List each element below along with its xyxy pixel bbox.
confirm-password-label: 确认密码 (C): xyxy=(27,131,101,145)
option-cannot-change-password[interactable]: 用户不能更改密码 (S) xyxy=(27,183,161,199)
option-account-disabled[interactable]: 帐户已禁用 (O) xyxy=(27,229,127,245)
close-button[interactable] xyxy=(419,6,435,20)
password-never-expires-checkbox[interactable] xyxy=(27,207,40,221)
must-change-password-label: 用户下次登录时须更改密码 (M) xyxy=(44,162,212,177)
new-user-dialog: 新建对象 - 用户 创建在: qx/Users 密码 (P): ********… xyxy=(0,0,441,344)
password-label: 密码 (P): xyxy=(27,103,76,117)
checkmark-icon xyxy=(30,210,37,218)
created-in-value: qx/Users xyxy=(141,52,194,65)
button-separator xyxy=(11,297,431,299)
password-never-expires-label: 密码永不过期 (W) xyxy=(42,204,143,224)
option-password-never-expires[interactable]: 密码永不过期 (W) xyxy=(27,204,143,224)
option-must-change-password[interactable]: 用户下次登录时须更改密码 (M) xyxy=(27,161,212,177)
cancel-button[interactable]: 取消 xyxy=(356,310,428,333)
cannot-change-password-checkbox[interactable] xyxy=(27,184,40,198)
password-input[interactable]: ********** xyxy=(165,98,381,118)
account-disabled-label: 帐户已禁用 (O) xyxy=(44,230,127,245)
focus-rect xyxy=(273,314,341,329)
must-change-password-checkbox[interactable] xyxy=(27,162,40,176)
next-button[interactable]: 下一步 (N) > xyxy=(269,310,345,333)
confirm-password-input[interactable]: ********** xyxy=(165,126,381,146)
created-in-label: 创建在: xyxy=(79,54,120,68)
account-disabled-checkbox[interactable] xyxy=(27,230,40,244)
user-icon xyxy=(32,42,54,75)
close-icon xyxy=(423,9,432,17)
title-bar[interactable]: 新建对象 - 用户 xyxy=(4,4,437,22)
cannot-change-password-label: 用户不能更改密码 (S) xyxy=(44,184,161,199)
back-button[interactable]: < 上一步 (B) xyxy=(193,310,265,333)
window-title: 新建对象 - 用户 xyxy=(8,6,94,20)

══════

■ **Problem statement**: Select every line of the records above that contains the string "created", matching case exactly.

■ **Output**:
created-in-value: qx/Users xyxy=(141,52,194,65)
created-in-label: 创建在: xyxy=(79,54,120,68)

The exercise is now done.